Que voulons-nous dire par tout ce qui précède ? Qu’en un sens, tout le raisonnement de ce texte reste « en l’air ». Car, outre le carac­tère explicite­ment conditionnel de l’existence de Dieu, la définition de la justice énoncée dans le premier paragraphe n’est pas démontrée. Le sujet du texte est essen­tiellement de trouver un moyen pour faire aimer la justice. Le moyen est assu­rément intelligent, et il a ce caractère lié à l’intelligence d’être doux : la contrainte du logos est tout sauf violente ; toute autre est la contrainte de la justice, de toute justice effective. Encore une fois, le mot de justice employé hors de toute situation con­crète est agréable à l’oreille, il flatte, mais la justice effective tranche, qu’elle usurpe ou non le nom qu’elle porte. Il vaut mieux le sa­voir.
◆ ◆ ◆
Vos tâches
1. Répondez à ces questions sur le passage consacré à la justice :
(a) Quelle définition n'est pas démontrée ?
(b) Quel est essentiellement le sujet du texte examiné ?
(c) Que fait la justice effective, d'après la dernière partie ?
2. Recopiez le passage sur la justice, de « Que voulons-nous dire » à « mieux le sa­voir. ».
◆ ◆ ◆
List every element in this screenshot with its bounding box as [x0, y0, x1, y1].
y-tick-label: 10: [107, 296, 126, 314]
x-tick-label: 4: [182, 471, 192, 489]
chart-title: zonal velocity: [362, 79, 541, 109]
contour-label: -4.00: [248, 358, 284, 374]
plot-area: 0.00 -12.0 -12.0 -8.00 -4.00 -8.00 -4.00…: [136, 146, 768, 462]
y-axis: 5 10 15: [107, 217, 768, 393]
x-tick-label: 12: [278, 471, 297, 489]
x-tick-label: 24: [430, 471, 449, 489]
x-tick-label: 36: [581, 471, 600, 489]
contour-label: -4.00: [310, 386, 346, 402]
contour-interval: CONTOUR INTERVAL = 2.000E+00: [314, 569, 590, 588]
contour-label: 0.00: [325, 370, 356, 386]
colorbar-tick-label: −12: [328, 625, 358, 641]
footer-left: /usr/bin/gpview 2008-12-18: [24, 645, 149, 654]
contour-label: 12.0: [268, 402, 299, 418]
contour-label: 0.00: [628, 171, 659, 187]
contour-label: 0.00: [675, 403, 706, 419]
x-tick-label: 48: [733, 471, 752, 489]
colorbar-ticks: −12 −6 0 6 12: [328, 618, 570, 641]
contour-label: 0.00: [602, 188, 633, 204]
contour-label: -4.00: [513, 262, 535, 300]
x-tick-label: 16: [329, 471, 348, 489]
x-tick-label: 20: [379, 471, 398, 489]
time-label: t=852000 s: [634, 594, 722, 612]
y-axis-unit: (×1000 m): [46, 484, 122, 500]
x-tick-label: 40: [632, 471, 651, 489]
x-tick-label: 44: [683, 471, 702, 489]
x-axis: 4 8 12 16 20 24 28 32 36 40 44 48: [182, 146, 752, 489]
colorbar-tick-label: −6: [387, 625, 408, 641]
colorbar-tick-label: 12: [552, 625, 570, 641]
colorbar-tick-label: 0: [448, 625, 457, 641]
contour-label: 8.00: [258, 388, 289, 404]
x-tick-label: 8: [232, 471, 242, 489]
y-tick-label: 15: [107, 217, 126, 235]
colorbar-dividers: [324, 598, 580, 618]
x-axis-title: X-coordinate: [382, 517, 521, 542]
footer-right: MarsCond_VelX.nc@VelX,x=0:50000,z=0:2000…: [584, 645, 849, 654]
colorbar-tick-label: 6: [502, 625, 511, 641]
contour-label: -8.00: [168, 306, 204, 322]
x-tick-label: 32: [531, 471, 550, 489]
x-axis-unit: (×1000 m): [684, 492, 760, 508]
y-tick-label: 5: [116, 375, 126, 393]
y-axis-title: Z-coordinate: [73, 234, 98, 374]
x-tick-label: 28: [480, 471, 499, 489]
◆ ◆ ◆
Réponses correctes
1.
(a) La définition de la justice énoncée dans le premier paragraphe.
(b) Trouver un moyen pour faire aimer la justice.
(c) Elle tranche, qu'elle usurpe ou non le nom qu'elle porte.

2.
Que voulons-nous dire par tout ce qui précède ? Qu’en un sens, tout le raisonnement de ce texte reste « en l’air ». Car, outre le carac­tère explicite­ment conditionnel de l’existence de Dieu, la définition de la justice énoncée dans le premier paragraphe n’est pas démontrée. Le sujet du texte est essen­tiellement de trouver un moyen pour faire aimer la justice. Le moyen est assu­rément intelligent, et il a ce caractère lié à l’intelligence d’être doux : la contrainte du logos est tout sauf violente ; toute autre est la contrainte de la justice, de toute justice effective. Encore une fois, le mot de justice employé hors de toute situation con­crète est agréable à l’oreille, il flatte, mais la justice effective tranche, qu’elle usurpe ou non le nom qu’elle porte. Il vaut mieux le sa­voir.